• _WORK TO DO_:
Return all of the entries word for word, but omit the pictures they contain.

## Begin THE INPUT

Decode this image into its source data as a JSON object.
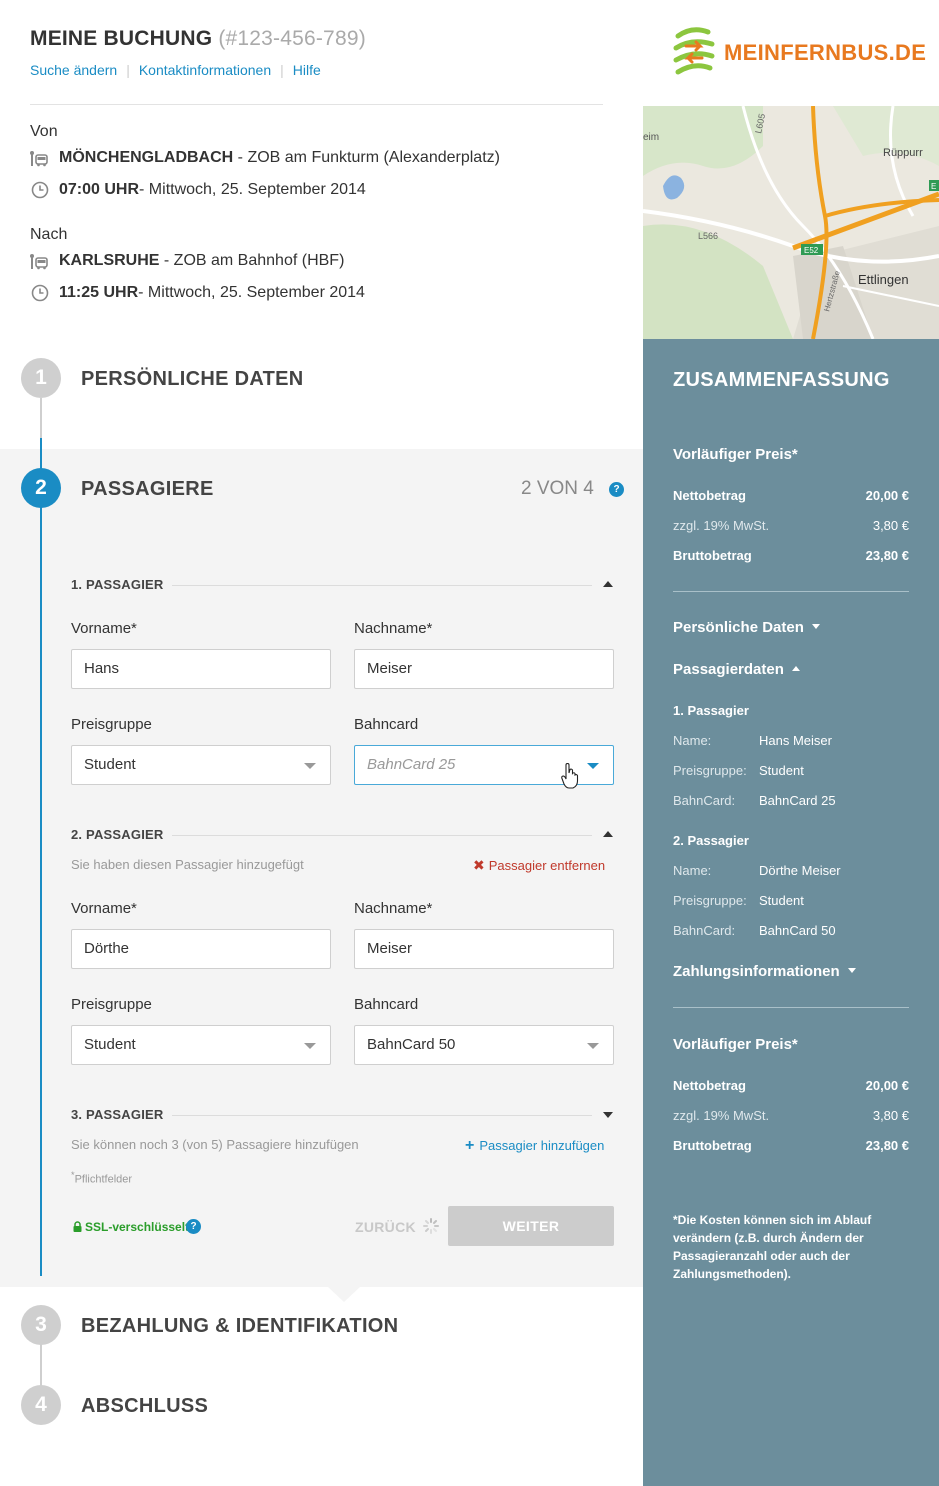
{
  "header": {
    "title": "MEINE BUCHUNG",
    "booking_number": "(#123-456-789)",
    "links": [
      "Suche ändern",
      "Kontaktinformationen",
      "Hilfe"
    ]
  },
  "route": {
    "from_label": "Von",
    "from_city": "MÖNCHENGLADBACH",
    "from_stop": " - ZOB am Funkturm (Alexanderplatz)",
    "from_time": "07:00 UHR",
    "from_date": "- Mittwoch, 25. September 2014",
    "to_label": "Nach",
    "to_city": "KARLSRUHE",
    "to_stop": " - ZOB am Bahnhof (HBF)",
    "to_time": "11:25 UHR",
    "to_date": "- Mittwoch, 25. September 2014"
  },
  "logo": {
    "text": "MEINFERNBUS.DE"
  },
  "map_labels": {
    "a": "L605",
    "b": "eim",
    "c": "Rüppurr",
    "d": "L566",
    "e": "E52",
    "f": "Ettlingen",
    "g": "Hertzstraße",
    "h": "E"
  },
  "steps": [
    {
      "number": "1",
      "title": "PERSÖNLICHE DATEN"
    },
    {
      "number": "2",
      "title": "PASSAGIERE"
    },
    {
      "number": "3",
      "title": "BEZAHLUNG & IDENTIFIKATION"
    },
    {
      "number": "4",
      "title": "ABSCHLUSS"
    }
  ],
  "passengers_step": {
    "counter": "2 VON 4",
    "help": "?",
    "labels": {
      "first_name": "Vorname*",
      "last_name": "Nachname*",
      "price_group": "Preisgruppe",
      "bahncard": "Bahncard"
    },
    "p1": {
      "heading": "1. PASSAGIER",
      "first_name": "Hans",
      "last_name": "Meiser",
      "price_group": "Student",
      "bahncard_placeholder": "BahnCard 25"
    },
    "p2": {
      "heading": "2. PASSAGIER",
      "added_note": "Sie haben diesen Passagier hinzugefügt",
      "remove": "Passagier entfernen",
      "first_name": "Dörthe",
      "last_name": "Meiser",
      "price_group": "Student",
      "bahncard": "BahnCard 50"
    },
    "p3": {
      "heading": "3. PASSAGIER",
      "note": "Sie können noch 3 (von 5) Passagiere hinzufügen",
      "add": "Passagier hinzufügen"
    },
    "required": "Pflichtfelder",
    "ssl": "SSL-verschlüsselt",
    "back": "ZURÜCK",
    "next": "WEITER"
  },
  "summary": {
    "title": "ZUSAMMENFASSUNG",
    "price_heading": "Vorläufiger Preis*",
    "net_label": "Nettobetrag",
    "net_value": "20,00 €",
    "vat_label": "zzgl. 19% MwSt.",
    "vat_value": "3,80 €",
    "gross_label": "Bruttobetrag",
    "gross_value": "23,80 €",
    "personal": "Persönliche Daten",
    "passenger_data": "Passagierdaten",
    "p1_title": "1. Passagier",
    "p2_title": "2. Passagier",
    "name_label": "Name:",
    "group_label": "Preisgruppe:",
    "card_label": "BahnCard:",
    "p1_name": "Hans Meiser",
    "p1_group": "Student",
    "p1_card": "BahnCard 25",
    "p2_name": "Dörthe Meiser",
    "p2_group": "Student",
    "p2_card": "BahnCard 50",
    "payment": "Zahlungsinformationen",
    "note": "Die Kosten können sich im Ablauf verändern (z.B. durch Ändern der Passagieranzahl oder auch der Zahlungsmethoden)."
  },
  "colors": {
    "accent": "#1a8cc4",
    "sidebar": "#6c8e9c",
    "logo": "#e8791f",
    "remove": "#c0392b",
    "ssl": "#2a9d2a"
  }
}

## End THE INPUT

• _SOLVED PROBLEM_:
Decode this image into its source data as a JSON object.
{
  "header": {
    "title": "MEINE BUCHUNG",
    "booking_number": "(#123-456-789)",
    "links": [
      "Suche ändern",
      "Kontaktinformationen",
      "Hilfe"
    ]
  },
  "route": {
    "from_label": "Von",
    "from_city": "MÖNCHENGLADBACH",
    "from_stop": " - ZOB am Funkturm (Alexanderplatz)",
    "from_time": "07:00 UHR",
    "from_date": "- Mittwoch, 25. September 2014",
    "to_label": "Nach",
    "to_city": "KARLSRUHE",
    "to_stop": " - ZOB am Bahnhof (HBF)",
    "to_time": "11:25 UHR",
    "to_date": "- Mittwoch, 25. September 2014"
  },
  "logo": {
    "text": "MEINFERNBUS.DE"
  },
  "map_labels": {
    "a": "L605",
    "b": "eim",
    "c": "Rüppurr",
    "d": "L566",
    "e": "E52",
    "f": "Ettlingen",
    "g": "Hertzstraße",
    "h": "E"
  },
  "steps": [
    {
      "number": "1",
      "title": "PERSÖNLICHE DATEN"
    },
    {
      "number": "2",
      "title": "PASSAGIERE"
    },
    {
      "number": "3",
      "title": "BEZAHLUNG & IDENTIFIKATION"
    },
    {
      "number": "4",
      "title": "ABSCHLUSS"
    }
  ],
  "passengers_step": {
    "counter": "2 VON 4",
    "help": "?",
    "labels": {
      "first_name": "Vorname*",
      "last_name": "Nachname*",
      "price_group": "Preisgruppe",
      "bahncard": "Bahncard"
    },
    "p1": {
      "heading": "1. PASSAGIER",
      "first_name": "Hans",
      "last_name": "Meiser",
      "price_group": "Student",
      "bahncard_placeholder": "BahnCard 25"
    },
    "p2": {
      "heading": "2. PASSAGIER",
      "added_note": "Sie haben diesen Passagier hinzugefügt",
      "remove": "Passagier entfernen",
      "first_name": "Dörthe",
      "last_name": "Meiser",
      "price_group": "Student",
      "bahncard": "BahnCard 50"
    },
    "p3": {
      "heading": "3. PASSAGIER",
      "note": "Sie können noch 3 (von 5) Passagiere hinzufügen",
      "add": "Passagier hinzufügen"
    },
    "required": "Pflichtfelder",
    "ssl": "SSL-verschlüsselt",
    "back": "ZURÜCK",
    "next": "WEITER"
  },
  "summary": {
    "title": "ZUSAMMENFASSUNG",
    "price_heading": "Vorläufiger Preis*",
    "net_label": "Nettobetrag",
    "net_value": "20,00 €",
    "vat_label": "zzgl. 19% MwSt.",
    "vat_value": "3,80 €",
    "gross_label": "Bruttobetrag",
    "gross_value": "23,80 €",
    "personal": "Persönliche Daten",
    "passenger_data": "Passagierdaten",
    "p1_title": "1. Passagier",
    "p2_title": "2. Passagier",
    "name_label": "Name:",
    "group_label": "Preisgruppe:",
    "card_label": "BahnCard:",
    "p1_name": "Hans Meiser",
    "p1_group": "Student",
    "p1_card": "BahnCard 25",
    "p2_name": "Dörthe Meiser",
    "p2_group": "Student",
    "p2_card": "BahnCard 50",
    "payment": "Zahlungsinformationen",
    "note": "Die Kosten können sich im Ablauf verändern (z.B. durch Ändern der Passagieranzahl oder auch der Zahlungsmethoden)."
  },
  "colors": {
    "accent": "#1a8cc4",
    "sidebar": "#6c8e9c",
    "logo": "#e8791f",
    "remove": "#c0392b",
    "ssl": "#2a9d2a"
  }
}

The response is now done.